• **SET EXERCISE**
Give the number of lines in the data that contain "name", and nothing more.

• **GIVEN DATA**

-- Start --

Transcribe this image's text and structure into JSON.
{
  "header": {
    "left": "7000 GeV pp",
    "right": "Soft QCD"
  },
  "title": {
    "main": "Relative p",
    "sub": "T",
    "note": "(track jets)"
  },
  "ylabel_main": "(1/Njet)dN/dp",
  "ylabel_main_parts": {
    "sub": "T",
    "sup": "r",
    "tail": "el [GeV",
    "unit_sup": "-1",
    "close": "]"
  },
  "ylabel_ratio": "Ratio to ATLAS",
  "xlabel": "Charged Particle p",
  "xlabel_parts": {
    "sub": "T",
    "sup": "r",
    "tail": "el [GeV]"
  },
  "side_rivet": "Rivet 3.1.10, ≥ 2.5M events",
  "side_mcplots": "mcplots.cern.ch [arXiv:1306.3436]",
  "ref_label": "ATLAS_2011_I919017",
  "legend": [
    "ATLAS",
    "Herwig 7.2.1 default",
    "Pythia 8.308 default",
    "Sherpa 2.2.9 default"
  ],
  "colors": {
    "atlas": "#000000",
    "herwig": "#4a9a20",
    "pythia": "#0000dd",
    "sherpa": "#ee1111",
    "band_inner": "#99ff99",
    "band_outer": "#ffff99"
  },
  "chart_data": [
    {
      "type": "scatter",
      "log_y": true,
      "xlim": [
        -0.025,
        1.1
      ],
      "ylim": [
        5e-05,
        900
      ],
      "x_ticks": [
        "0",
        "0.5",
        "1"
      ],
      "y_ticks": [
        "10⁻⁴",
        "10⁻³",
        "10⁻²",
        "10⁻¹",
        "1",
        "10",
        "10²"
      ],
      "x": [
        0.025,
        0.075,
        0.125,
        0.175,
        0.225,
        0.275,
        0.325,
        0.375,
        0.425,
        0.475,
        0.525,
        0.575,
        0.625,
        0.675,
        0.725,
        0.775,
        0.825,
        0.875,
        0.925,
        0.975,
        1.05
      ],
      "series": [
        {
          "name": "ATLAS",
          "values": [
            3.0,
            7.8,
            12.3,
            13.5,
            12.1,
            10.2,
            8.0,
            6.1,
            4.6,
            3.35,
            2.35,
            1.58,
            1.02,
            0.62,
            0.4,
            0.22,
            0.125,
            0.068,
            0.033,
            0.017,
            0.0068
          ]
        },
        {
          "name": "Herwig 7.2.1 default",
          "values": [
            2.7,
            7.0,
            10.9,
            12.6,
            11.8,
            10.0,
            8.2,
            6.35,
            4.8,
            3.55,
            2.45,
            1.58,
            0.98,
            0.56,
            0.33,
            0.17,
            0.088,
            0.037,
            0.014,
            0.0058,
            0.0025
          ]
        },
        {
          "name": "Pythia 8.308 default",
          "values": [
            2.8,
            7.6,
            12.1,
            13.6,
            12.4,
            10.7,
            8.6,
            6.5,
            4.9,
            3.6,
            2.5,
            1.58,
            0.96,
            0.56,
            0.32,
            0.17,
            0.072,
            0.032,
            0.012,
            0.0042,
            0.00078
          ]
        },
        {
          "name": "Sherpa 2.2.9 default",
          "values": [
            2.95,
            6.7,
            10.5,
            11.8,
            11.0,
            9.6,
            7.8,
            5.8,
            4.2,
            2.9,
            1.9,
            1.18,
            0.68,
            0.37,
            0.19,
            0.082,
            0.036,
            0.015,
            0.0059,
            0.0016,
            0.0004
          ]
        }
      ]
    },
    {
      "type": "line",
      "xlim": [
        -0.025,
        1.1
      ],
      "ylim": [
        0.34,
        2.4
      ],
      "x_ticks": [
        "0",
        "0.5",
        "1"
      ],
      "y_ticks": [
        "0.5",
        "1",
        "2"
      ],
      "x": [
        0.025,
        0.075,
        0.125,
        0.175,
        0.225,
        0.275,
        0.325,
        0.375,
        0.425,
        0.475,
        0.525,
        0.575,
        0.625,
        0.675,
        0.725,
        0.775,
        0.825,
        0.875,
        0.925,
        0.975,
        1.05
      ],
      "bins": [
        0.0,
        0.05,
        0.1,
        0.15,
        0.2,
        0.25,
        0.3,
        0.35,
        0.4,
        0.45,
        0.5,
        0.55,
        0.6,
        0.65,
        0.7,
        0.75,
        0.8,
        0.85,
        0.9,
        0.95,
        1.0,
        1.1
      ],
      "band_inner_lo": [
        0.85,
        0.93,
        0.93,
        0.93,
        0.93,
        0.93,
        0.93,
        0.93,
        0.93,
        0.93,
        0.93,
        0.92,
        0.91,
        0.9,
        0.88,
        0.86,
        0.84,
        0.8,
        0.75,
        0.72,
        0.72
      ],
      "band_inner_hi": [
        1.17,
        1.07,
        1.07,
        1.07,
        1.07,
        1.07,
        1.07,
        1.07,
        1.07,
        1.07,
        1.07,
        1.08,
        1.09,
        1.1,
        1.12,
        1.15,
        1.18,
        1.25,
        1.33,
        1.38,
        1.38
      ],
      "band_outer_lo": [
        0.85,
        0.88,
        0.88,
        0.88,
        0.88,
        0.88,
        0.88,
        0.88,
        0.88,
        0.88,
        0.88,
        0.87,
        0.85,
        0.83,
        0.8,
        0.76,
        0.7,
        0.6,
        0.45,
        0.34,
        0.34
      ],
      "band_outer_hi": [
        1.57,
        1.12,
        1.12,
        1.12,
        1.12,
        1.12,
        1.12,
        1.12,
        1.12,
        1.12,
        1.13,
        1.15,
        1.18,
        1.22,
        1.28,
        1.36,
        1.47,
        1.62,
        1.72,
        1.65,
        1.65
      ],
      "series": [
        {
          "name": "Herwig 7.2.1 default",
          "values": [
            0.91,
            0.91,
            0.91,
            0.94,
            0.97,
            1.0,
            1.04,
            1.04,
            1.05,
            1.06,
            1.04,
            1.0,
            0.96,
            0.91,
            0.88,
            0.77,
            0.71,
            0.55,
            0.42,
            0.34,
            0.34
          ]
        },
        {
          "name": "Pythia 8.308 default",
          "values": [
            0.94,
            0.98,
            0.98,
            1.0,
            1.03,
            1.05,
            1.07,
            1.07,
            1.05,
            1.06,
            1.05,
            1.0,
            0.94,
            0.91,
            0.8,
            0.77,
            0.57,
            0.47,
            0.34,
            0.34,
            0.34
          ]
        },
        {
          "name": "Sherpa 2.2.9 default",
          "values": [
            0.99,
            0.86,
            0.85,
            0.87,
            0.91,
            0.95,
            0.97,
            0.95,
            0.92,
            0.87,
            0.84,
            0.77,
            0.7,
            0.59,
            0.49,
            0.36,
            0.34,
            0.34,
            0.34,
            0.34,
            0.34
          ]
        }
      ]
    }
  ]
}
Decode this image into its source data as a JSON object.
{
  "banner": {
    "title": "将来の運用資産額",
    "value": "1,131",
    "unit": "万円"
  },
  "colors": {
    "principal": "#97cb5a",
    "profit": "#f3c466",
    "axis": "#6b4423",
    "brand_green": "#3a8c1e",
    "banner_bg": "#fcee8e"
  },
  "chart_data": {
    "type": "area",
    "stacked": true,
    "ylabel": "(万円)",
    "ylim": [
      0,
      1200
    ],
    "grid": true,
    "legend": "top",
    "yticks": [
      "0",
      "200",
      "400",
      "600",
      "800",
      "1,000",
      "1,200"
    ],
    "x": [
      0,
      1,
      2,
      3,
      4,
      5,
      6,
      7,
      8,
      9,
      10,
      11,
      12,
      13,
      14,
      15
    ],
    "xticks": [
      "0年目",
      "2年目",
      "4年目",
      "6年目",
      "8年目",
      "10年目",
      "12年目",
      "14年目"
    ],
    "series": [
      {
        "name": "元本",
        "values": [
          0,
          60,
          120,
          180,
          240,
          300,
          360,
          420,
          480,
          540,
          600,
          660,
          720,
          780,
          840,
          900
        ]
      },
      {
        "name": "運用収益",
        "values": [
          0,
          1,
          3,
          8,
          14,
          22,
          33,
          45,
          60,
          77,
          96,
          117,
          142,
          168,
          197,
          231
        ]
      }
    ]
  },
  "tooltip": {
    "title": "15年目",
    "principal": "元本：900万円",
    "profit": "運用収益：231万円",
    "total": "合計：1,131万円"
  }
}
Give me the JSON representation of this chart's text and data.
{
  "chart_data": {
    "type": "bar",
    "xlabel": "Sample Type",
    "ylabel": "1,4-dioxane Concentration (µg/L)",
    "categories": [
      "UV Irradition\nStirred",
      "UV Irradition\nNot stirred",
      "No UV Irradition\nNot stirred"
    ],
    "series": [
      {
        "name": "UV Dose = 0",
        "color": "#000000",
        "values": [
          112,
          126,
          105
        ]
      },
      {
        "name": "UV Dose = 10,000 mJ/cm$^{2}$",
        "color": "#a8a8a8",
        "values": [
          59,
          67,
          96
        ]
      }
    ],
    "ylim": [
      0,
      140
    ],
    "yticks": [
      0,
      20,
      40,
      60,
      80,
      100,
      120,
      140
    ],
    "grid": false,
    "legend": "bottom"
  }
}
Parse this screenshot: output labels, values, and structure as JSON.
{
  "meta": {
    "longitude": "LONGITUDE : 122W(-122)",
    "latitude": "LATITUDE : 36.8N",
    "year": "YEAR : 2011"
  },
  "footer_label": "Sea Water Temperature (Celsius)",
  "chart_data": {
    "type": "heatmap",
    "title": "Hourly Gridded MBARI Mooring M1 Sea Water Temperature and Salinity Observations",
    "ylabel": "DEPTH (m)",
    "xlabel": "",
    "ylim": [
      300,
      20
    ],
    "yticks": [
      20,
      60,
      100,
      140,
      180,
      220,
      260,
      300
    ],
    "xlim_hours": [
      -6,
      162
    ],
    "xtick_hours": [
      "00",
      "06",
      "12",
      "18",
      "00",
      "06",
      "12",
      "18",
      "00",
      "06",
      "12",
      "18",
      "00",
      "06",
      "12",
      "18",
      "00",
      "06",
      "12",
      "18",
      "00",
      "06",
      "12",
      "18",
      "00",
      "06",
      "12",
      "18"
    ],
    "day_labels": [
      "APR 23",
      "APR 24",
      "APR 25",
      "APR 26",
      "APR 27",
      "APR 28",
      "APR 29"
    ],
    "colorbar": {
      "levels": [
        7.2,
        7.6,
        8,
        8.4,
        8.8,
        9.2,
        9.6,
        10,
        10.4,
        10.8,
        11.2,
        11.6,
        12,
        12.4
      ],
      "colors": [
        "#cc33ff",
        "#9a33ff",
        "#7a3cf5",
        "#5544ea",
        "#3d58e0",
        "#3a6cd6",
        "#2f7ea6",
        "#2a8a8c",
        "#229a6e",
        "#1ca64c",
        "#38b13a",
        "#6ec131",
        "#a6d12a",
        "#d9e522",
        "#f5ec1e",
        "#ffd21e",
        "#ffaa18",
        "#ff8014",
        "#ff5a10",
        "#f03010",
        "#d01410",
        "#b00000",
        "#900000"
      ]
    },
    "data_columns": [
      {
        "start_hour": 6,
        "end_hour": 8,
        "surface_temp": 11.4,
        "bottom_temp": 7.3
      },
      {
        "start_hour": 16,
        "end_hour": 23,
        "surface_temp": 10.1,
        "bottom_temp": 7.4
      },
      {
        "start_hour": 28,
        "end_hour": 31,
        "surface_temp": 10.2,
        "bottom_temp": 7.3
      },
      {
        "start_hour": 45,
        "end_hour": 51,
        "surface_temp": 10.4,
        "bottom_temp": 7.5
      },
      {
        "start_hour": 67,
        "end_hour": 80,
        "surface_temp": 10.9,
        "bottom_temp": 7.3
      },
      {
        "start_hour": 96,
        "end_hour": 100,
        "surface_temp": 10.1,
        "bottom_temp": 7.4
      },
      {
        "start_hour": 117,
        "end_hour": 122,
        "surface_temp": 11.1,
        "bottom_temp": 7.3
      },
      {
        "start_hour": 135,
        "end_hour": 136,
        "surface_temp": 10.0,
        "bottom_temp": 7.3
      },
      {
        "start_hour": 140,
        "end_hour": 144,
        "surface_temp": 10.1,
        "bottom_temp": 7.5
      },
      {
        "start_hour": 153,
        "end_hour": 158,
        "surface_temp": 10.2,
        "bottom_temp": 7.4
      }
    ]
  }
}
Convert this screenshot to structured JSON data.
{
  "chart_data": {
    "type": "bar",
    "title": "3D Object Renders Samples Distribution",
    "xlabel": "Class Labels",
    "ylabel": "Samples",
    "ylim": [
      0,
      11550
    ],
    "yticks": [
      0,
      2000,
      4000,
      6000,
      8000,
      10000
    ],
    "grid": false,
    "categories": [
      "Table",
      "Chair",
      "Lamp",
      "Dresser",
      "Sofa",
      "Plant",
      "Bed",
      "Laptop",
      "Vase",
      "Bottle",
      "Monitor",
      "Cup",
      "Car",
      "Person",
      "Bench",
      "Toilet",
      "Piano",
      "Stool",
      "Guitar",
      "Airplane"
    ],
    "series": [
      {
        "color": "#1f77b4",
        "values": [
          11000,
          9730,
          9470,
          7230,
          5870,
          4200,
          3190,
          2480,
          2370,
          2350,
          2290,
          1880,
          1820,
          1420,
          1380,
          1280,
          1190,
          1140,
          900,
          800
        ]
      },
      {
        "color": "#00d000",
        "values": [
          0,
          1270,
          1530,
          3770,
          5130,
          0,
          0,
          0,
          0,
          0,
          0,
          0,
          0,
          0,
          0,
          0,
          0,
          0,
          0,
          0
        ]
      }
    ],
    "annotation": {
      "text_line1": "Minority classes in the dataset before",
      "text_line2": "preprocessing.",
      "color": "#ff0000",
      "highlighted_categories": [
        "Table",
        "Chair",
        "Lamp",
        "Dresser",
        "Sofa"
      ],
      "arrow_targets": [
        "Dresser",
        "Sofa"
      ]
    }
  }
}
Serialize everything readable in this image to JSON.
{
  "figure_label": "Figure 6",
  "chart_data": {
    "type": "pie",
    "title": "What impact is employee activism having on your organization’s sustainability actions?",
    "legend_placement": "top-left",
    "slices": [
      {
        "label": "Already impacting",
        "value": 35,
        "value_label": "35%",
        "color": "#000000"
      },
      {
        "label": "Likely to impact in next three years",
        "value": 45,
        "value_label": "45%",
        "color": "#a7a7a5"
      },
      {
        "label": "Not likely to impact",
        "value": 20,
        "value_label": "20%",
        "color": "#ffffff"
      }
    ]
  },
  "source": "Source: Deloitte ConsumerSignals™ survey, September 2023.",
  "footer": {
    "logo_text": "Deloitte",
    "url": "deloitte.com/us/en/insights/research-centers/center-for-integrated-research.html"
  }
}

-- End --

• **ANSWER TO THE TASK**
11